▸ **Exercise prompt**
Exactly as they stand, set down the following records once more.
===== Task input
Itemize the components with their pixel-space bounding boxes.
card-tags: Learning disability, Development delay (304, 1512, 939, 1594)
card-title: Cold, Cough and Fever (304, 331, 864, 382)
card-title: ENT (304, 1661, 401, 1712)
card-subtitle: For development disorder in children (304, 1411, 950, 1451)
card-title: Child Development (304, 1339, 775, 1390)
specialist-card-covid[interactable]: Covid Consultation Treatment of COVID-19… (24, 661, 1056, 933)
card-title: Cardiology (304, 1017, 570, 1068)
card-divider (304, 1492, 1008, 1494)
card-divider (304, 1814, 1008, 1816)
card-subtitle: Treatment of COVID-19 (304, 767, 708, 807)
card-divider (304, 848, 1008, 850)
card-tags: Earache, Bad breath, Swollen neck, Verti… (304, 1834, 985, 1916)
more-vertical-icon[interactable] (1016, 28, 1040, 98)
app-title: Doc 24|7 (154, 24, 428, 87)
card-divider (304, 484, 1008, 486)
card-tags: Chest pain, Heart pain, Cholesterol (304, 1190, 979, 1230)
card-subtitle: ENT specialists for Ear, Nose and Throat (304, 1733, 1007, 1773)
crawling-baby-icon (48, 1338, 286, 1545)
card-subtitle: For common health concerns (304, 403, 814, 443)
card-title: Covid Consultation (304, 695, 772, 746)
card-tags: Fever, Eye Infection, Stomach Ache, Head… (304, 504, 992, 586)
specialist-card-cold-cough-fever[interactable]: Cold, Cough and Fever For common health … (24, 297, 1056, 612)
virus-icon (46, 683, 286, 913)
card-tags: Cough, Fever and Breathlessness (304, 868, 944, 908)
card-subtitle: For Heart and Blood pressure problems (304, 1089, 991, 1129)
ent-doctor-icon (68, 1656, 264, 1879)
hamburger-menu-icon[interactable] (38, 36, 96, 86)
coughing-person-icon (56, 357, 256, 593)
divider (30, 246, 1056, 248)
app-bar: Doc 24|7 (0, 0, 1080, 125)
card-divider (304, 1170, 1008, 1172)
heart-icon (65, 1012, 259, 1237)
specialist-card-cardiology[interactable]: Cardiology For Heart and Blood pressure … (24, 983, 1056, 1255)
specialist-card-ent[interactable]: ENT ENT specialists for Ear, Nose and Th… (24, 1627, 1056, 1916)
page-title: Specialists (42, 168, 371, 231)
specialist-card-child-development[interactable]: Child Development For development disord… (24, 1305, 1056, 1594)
==========
▸ **The answer**
Itemize the components with their pixel-space bounding boxes.
card-tags: Learning disability, Development delay (304, 1512, 939, 1594)
card-title: Cold, Cough and Fever (304, 331, 864, 382)
card-title: ENT (304, 1661, 401, 1712)
card-subtitle: For development disorder in children (304, 1411, 950, 1451)
card-title: Child Development (304, 1339, 775, 1390)
specialist-card-covid[interactable]: Covid Consultation Treatment of COVID-19… (24, 661, 1056, 933)
card-title: Cardiology (304, 1017, 570, 1068)
card-divider (304, 1492, 1008, 1494)
card-divider (304, 1814, 1008, 1816)
card-subtitle: Treatment of COVID-19 (304, 767, 708, 807)
card-divider (304, 848, 1008, 850)
card-tags: Earache, Bad breath, Swollen neck, Verti… (304, 1834, 985, 1916)
more-vertical-icon[interactable] (1016, 28, 1040, 98)
app-title: Doc 24|7 (154, 24, 428, 87)
card-divider (304, 484, 1008, 486)
card-tags: Chest pain, Heart pain, Cholesterol (304, 1190, 979, 1230)
card-subtitle: ENT specialists for Ear, Nose and Throat (304, 1733, 1007, 1773)
crawling-baby-icon (48, 1338, 286, 1545)
card-subtitle: For common health concerns (304, 403, 814, 443)
card-title: Covid Consultation (304, 695, 772, 746)
card-tags: Fever, Eye Infection, Stomach Ache, Head… (304, 504, 992, 586)
specialist-card-cold-cough-fever[interactable]: Cold, Cough and Fever For common health … (24, 297, 1056, 612)
virus-icon (46, 683, 286, 913)
card-tags: Cough, Fever and Breathlessness (304, 868, 944, 908)
card-subtitle: For Heart and Blood pressure problems (304, 1089, 991, 1129)
ent-doctor-icon (68, 1656, 264, 1879)
hamburger-menu-icon[interactable] (38, 36, 96, 86)
coughing-person-icon (56, 357, 256, 593)
divider (30, 246, 1056, 248)
app-bar: Doc 24|7 (0, 0, 1080, 125)
card-divider (304, 1170, 1008, 1172)
heart-icon (65, 1012, 259, 1237)
specialist-card-cardiology[interactable]: Cardiology For Heart and Blood pressure … (24, 983, 1056, 1255)
specialist-card-ent[interactable]: ENT ENT specialists for Ear, Nose and Th… (24, 1627, 1056, 1916)
page-title: Specialists (42, 168, 371, 231)
specialist-card-child-development[interactable]: Child Development For development disord… (24, 1305, 1056, 1594)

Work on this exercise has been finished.